Exercise data.
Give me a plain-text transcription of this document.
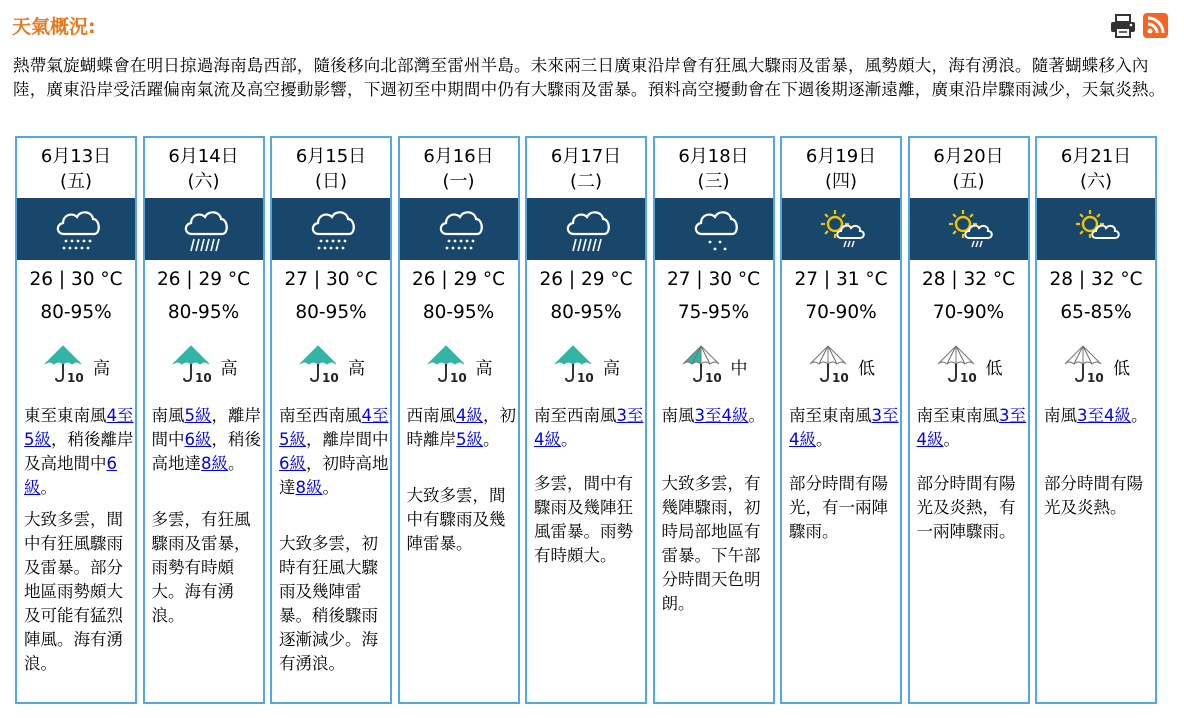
天氣概況:
熱帶氣旋蝴蝶會在明日掠過海南島西部，隨後移向北部灣至雷州半島。未來兩三日廣東沿岸會有狂風大驟雨及雷暴，風勢頗大，海有湧浪。隨著蝴蝶移入內陸，廣東沿岸受活躍偏南氣流及高空擾動影響，下週初至中期間中仍有大驟雨及雷暴。預料高空擾動會在下週後期逐漸遠離，廣東沿岸驟雨減少，天氣炎熱。
6月13日
(五)
26 | 30 °C
80-95%
10 高
東至東南風4至5級，稍後離岸及高地間中6級。
大致多雲，間中有狂風驟雨及雷暴。部分地區雨勢頗大及可能有猛烈陣風。海有湧浪。
6月14日
(六)
26 | 29 °C
80-95%
10 高
南風5級，離岸間中6級，稍後高地達8級。
多雲，有狂風驟雨及雷暴，雨勢有時頗大。海有湧浪。
6月15日
(日)
27 | 30 °C
80-95%
10 高
南至西南風4至5級，離岸間中6級，初時高地達8級。
大致多雲，初時有狂風大驟雨及幾陣雷暴。稍後驟雨逐漸減少。海有湧浪。
6月16日
(一)
26 | 29 °C
80-95%
10 高
西南風4級，初時離岸5級。
大致多雲，間中有驟雨及幾陣雷暴。
6月17日
(二)
26 | 29 °C
80-95%
10 高
南至西南風3至4級。
多雲，間中有驟雨及幾陣狂風雷暴。雨勢有時頗大。
6月18日
(三)
27 | 30 °C
75-95%
10 中
南風3至4級。
大致多雲，有幾陣驟雨，初時局部地區有雷暴。下午部分時間天色明朗。
6月19日
(四)
27 | 31 °C
70-90%
10 低
南至東南風3至4級。
部分時間有陽光，有一兩陣驟雨。
6月20日
(五)
28 | 32 °C
70-90%
10 低
南至東南風3至4級。
部分時間有陽光及炎熱，有一兩陣驟雨。
6月21日
(六)
28 | 32 °C
65-85%
10 低
南風3至4級。
部分時間有陽光及炎熱。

Task objective.
Reproduce all entries exactly. Pictures do not belong in the copy.

Correct output.
Give me a plain-text transcription of this document.
天氣概況:
熱帶氣旋蝴蝶會在明日掠過海南島西部，隨後移向北部灣至雷州半島。未來兩三日廣東沿岸會有狂風大驟雨及雷暴，風勢頗大，海有湧浪。隨著蝴蝶移入內陸，廣東沿岸受活躍偏南氣流及高空擾動影響，下週初至中期間中仍有大驟雨及雷暴。預料高空擾動會在下週後期逐漸遠離，廣東沿岸驟雨減少，天氣炎熱。
6月13日
(五)
26 | 30 °C
80-95%
10 高
東至東南風4至5級，稍後離岸及高地間中6級。
大致多雲，間中有狂風驟雨及雷暴。部分地區雨勢頗大及可能有猛烈陣風。海有湧浪。
6月14日
(六)
26 | 29 °C
80-95%
10 高
南風5級，離岸間中6級，稍後高地達8級。
多雲，有狂風驟雨及雷暴，雨勢有時頗大。海有湧浪。
6月15日
(日)
27 | 30 °C
80-95%
10 高
南至西南風4至5級，離岸間中6級，初時高地達8級。
大致多雲，初時有狂風大驟雨及幾陣雷暴。稍後驟雨逐漸減少。海有湧浪。
6月16日
(一)
26 | 29 °C
80-95%
10 高
西南風4級，初時離岸5級。
大致多雲，間中有驟雨及幾陣雷暴。
6月17日
(二)
26 | 29 °C
80-95%
10 高
南至西南風3至4級。
多雲，間中有驟雨及幾陣狂風雷暴。雨勢有時頗大。
6月18日
(三)
27 | 30 °C
75-95%
10 中
南風3至4級。
大致多雲，有幾陣驟雨，初時局部地區有雷暴。下午部分時間天色明朗。
6月19日
(四)
27 | 31 °C
70-90%
10 低
南至東南風3至4級。
部分時間有陽光，有一兩陣驟雨。
6月20日
(五)
28 | 32 °C
70-90%
10 低
南至東南風3至4級。
部分時間有陽光及炎熱，有一兩陣驟雨。
6月21日
(六)
28 | 32 °C
65-85%
10 低
南風3至4級。
部分時間有陽光及炎熱。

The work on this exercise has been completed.